Update the listing below so that each occurrence of "row-header" reads "row-label", keeping every other part of it the same.

[A block of data]
_ _ _ _ _ _ _

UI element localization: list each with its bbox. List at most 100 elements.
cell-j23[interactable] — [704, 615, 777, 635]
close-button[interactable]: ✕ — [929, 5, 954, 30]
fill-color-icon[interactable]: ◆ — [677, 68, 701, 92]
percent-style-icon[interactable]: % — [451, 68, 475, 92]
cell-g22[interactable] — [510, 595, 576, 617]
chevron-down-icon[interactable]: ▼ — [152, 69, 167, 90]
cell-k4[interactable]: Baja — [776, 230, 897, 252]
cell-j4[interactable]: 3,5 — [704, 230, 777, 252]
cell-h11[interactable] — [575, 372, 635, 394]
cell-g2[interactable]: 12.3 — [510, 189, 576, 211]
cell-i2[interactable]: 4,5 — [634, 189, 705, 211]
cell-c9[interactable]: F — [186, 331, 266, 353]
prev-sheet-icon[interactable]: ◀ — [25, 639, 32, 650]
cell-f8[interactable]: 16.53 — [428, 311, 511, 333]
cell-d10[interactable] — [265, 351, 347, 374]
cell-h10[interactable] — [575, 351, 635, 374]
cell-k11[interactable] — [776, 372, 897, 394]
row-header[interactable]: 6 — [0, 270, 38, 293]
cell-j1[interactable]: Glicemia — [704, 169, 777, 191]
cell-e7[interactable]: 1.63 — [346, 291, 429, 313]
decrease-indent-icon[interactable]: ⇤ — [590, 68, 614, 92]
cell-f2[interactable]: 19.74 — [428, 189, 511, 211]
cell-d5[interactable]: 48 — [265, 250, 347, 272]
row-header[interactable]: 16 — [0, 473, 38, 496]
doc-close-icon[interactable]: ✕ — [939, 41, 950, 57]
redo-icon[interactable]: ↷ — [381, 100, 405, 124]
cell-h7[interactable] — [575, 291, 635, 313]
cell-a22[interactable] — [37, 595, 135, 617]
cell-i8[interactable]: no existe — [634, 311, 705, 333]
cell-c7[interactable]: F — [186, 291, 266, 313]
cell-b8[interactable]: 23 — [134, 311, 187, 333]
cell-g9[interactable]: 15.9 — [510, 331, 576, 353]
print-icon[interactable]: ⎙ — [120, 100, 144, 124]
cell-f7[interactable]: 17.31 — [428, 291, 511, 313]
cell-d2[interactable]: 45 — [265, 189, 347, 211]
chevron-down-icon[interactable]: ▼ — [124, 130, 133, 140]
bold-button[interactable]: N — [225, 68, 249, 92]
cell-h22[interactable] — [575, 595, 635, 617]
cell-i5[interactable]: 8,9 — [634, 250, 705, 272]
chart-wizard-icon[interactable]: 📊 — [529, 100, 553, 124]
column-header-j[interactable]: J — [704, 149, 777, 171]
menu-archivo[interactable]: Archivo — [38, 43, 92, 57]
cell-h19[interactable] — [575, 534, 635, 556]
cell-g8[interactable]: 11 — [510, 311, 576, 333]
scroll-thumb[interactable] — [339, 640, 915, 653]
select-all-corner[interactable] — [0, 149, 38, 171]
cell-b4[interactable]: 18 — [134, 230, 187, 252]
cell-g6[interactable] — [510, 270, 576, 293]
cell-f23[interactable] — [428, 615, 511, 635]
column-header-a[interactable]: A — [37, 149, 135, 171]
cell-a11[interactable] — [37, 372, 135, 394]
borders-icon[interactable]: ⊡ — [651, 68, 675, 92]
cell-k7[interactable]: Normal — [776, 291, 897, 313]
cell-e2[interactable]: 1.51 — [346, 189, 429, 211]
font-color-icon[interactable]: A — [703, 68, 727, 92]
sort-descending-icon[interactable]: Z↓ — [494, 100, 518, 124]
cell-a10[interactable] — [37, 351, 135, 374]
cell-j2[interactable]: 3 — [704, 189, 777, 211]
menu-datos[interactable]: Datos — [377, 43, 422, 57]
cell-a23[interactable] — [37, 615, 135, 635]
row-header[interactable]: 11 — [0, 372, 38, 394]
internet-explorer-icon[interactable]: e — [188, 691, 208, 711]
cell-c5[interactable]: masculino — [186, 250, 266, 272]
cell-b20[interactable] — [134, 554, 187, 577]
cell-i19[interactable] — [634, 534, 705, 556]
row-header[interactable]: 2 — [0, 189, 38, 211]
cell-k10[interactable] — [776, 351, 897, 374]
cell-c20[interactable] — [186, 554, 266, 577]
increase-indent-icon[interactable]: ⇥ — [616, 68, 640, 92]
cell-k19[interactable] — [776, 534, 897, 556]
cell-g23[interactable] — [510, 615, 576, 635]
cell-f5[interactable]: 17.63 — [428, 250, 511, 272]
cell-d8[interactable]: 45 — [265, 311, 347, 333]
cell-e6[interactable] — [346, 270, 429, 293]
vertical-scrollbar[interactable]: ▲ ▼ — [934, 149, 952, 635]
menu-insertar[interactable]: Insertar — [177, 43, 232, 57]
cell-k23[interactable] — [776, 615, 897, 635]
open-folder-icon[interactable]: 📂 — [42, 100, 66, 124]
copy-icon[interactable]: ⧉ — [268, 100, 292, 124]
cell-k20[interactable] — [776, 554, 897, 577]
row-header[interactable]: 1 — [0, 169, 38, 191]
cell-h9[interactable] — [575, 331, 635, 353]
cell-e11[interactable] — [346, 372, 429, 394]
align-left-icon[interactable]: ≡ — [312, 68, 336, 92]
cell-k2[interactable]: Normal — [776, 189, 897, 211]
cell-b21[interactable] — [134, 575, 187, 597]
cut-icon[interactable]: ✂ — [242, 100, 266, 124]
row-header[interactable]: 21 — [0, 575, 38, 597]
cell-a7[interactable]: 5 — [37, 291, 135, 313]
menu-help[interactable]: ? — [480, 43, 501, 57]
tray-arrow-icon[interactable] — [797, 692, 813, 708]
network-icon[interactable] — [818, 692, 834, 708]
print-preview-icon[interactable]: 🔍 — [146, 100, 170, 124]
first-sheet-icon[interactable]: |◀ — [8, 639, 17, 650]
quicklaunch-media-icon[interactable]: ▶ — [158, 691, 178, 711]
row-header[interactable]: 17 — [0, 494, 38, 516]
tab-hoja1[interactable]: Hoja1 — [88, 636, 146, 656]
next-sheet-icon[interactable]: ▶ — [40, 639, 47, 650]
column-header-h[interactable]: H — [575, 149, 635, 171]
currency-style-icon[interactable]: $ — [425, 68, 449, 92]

_ _ _ _ _ _ _

Right answer:
UI element localization: list each with its bbox. List at most 100 elements.
cell-j23[interactable] — [704, 615, 777, 635]
close-button[interactable]: ✕ — [929, 5, 954, 30]
fill-color-icon[interactable]: ◆ — [677, 68, 701, 92]
percent-style-icon[interactable]: % — [451, 68, 475, 92]
cell-g22[interactable] — [510, 595, 576, 617]
chevron-down-icon[interactable]: ▼ — [152, 69, 167, 90]
cell-k4[interactable]: Baja — [776, 230, 897, 252]
cell-j4[interactable]: 3,5 — [704, 230, 777, 252]
cell-h11[interactable] — [575, 372, 635, 394]
cell-g2[interactable]: 12.3 — [510, 189, 576, 211]
cell-i2[interactable]: 4,5 — [634, 189, 705, 211]
cell-c9[interactable]: F — [186, 331, 266, 353]
prev-sheet-icon[interactable]: ◀ — [25, 639, 32, 650]
cell-f8[interactable]: 16.53 — [428, 311, 511, 333]
cell-d10[interactable] — [265, 351, 347, 374]
cell-h10[interactable] — [575, 351, 635, 374]
cell-k11[interactable] — [776, 372, 897, 394]
row-label[interactable]: 6 — [0, 270, 38, 293]
cell-j1[interactable]: Glicemia — [704, 169, 777, 191]
cell-e7[interactable]: 1.63 — [346, 291, 429, 313]
decrease-indent-icon[interactable]: ⇤ — [590, 68, 614, 92]
cell-f2[interactable]: 19.74 — [428, 189, 511, 211]
cell-d5[interactable]: 48 — [265, 250, 347, 272]
row-label[interactable]: 16 — [0, 473, 38, 496]
doc-close-icon[interactable]: ✕ — [939, 41, 950, 57]
redo-icon[interactable]: ↷ — [381, 100, 405, 124]
cell-h7[interactable] — [575, 291, 635, 313]
cell-a22[interactable] — [37, 595, 135, 617]
cell-i8[interactable]: no existe — [634, 311, 705, 333]
cell-c7[interactable]: F — [186, 291, 266, 313]
cell-b8[interactable]: 23 — [134, 311, 187, 333]
cell-g9[interactable]: 15.9 — [510, 331, 576, 353]
print-icon[interactable]: ⎙ — [120, 100, 144, 124]
cell-f7[interactable]: 17.31 — [428, 291, 511, 313]
cell-d2[interactable]: 45 — [265, 189, 347, 211]
chevron-down-icon[interactable]: ▼ — [124, 130, 133, 140]
bold-button[interactable]: N — [225, 68, 249, 92]
cell-h22[interactable] — [575, 595, 635, 617]
cell-i5[interactable]: 8,9 — [634, 250, 705, 272]
chart-wizard-icon[interactable]: 📊 — [529, 100, 553, 124]
column-header-j[interactable]: J — [704, 149, 777, 171]
menu-archivo[interactable]: Archivo — [38, 43, 92, 57]
cell-h19[interactable] — [575, 534, 635, 556]
cell-g8[interactable]: 11 — [510, 311, 576, 333]
scroll-thumb[interactable] — [339, 640, 915, 653]
select-all-corner[interactable] — [0, 149, 38, 171]
cell-b4[interactable]: 18 — [134, 230, 187, 252]
cell-g6[interactable] — [510, 270, 576, 293]
cell-f23[interactable] — [428, 615, 511, 635]
column-header-a[interactable]: A — [37, 149, 135, 171]
cell-a11[interactable] — [37, 372, 135, 394]
borders-icon[interactable]: ⊡ — [651, 68, 675, 92]
cell-k7[interactable]: Normal — [776, 291, 897, 313]
cell-e2[interactable]: 1.51 — [346, 189, 429, 211]
font-color-icon[interactable]: A — [703, 68, 727, 92]
sort-descending-icon[interactable]: Z↓ — [494, 100, 518, 124]
cell-a10[interactable] — [37, 351, 135, 374]
cell-j2[interactable]: 3 — [704, 189, 777, 211]
menu-datos[interactable]: Datos — [377, 43, 422, 57]
cell-a23[interactable] — [37, 615, 135, 635]
row-label[interactable]: 11 — [0, 372, 38, 394]
internet-explorer-icon[interactable]: e — [188, 691, 208, 711]
cell-c5[interactable]: masculino — [186, 250, 266, 272]
cell-b20[interactable] — [134, 554, 187, 577]
cell-i19[interactable] — [634, 534, 705, 556]
row-label[interactable]: 2 — [0, 189, 38, 211]
cell-k10[interactable] — [776, 351, 897, 374]
cell-c20[interactable] — [186, 554, 266, 577]
increase-indent-icon[interactable]: ⇥ — [616, 68, 640, 92]
cell-k19[interactable] — [776, 534, 897, 556]
cell-g23[interactable] — [510, 615, 576, 635]
cell-f5[interactable]: 17.63 — [428, 250, 511, 272]
cell-d8[interactable]: 45 — [265, 311, 347, 333]
cell-e6[interactable] — [346, 270, 429, 293]
vertical-scrollbar[interactable]: ▲ ▼ — [934, 149, 952, 635]
menu-insertar[interactable]: Insertar — [177, 43, 232, 57]
cell-k23[interactable] — [776, 615, 897, 635]
open-folder-icon[interactable]: 📂 — [42, 100, 66, 124]
copy-icon[interactable]: ⧉ — [268, 100, 292, 124]
cell-k20[interactable] — [776, 554, 897, 577]
row-label[interactable]: 1 — [0, 169, 38, 191]
cell-h9[interactable] — [575, 331, 635, 353]
cell-e11[interactable] — [346, 372, 429, 394]
align-left-icon[interactable]: ≡ — [312, 68, 336, 92]
cell-k2[interactable]: Normal — [776, 189, 897, 211]
cell-b21[interactable] — [134, 575, 187, 597]
cut-icon[interactable]: ✂ — [242, 100, 266, 124]
row-label[interactable]: 21 — [0, 575, 38, 597]
cell-a7[interactable]: 5 — [37, 291, 135, 313]
menu-help[interactable]: ? — [480, 43, 501, 57]
tray-arrow-icon[interactable] — [797, 692, 813, 708]
network-icon[interactable] — [818, 692, 834, 708]
print-preview-icon[interactable]: 🔍 — [146, 100, 170, 124]
first-sheet-icon[interactable]: |◀ — [8, 639, 17, 650]
quicklaunch-media-icon[interactable]: ▶ — [158, 691, 178, 711]
row-label[interactable]: 17 — [0, 494, 38, 516]
tab-hoja1[interactable]: Hoja1 — [88, 636, 146, 656]
next-sheet-icon[interactable]: ▶ — [40, 639, 47, 650]
column-header-h[interactable]: H — [575, 149, 635, 171]
currency-style-icon[interactable]: $ — [425, 68, 449, 92]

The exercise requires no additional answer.